Exercise goal:
The records below hold pictures; please leave those out and retype the rest exactly.

Material for the task:
= = = =

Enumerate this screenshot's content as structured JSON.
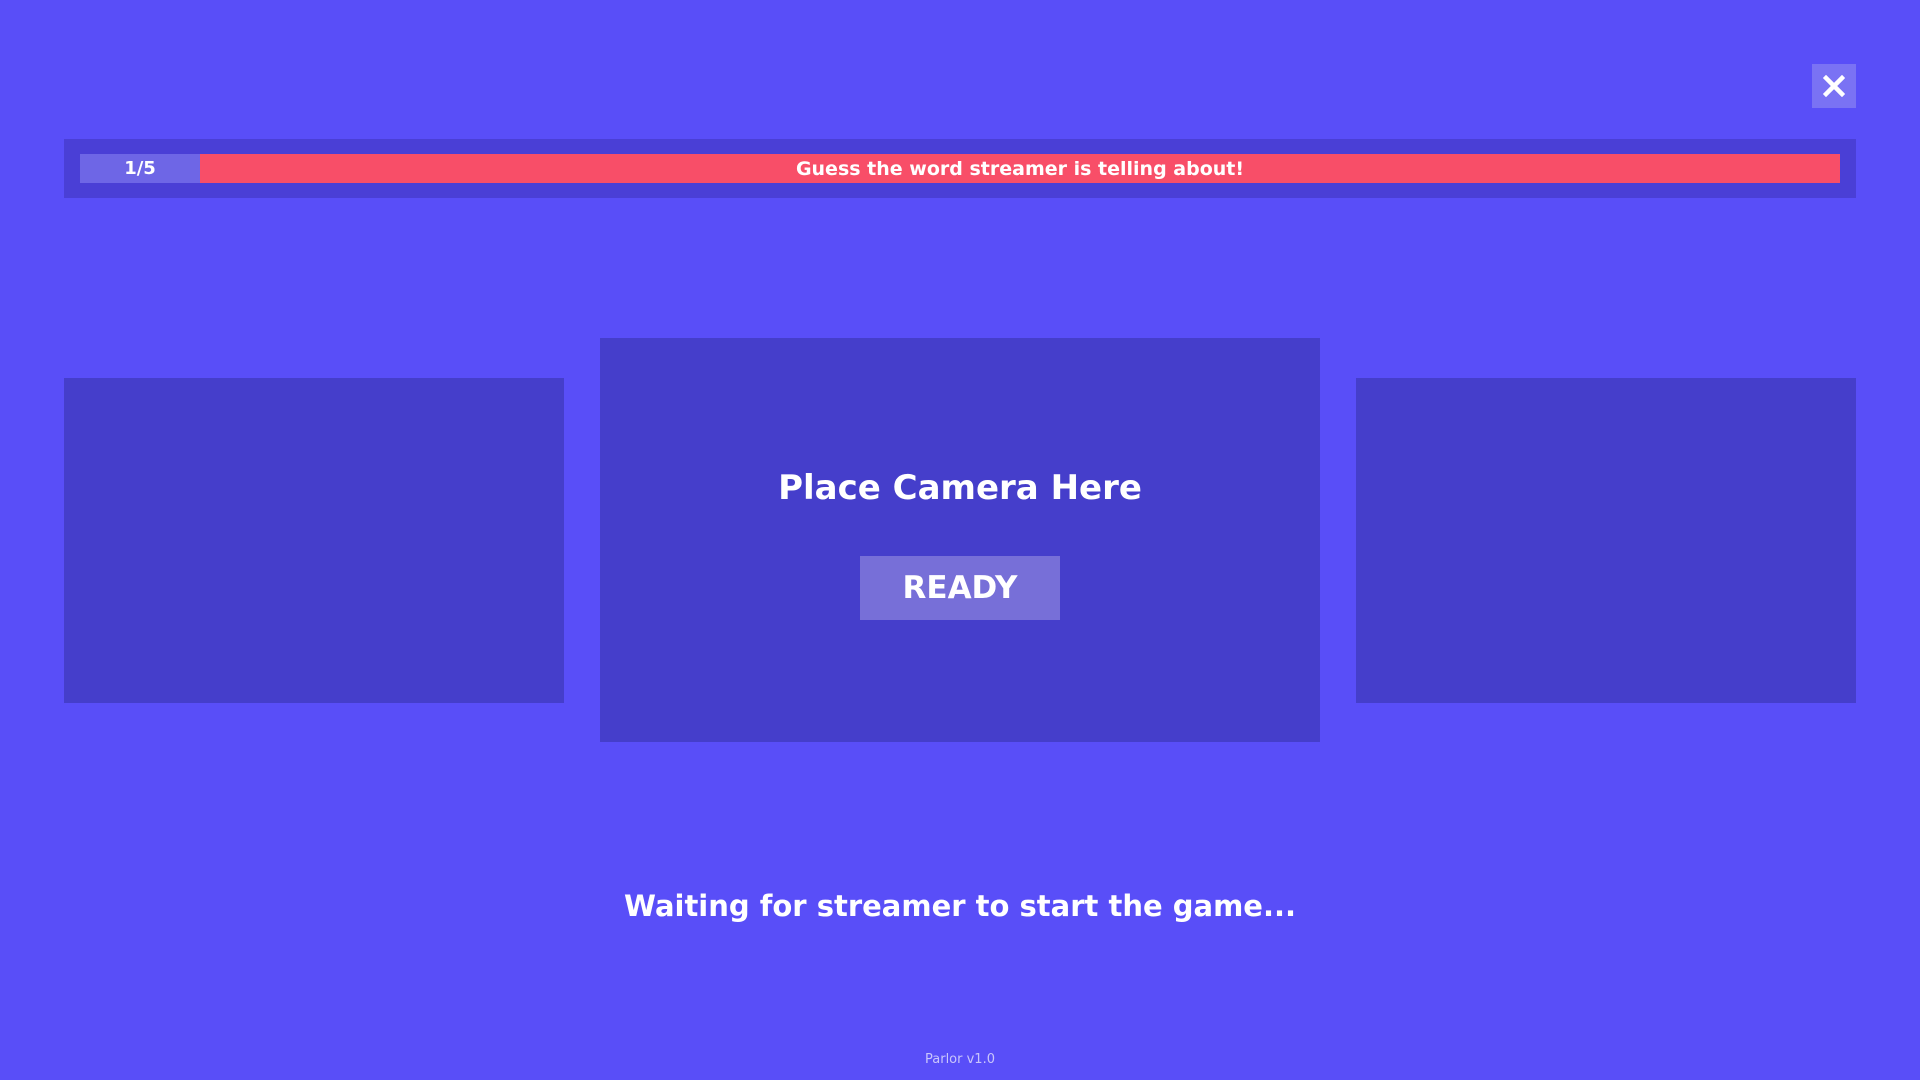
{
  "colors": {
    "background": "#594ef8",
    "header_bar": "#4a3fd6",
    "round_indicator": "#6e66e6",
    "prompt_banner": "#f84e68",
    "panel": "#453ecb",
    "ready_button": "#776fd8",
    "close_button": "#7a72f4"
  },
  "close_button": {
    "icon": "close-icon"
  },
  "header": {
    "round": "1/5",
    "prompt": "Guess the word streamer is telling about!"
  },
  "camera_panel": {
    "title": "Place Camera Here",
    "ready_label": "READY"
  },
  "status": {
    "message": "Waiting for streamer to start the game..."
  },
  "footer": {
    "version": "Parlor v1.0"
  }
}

= = = =

Response:
Enumerate this screenshot's content as structured JSON.
{
  "colors": {
    "background": "#594ef8",
    "header_bar": "#4a3fd6",
    "round_indicator": "#6e66e6",
    "prompt_banner": "#f84e68",
    "panel": "#453ecb",
    "ready_button": "#776fd8",
    "close_button": "#7a72f4"
  },
  "close_button": {
    "icon": "close-icon"
  },
  "header": {
    "round": "1/5",
    "prompt": "Guess the word streamer is telling about!"
  },
  "camera_panel": {
    "title": "Place Camera Here",
    "ready_label": "READY"
  },
  "status": {
    "message": "Waiting for streamer to start the game..."
  },
  "footer": {
    "version": "Parlor v1.0"
  }
}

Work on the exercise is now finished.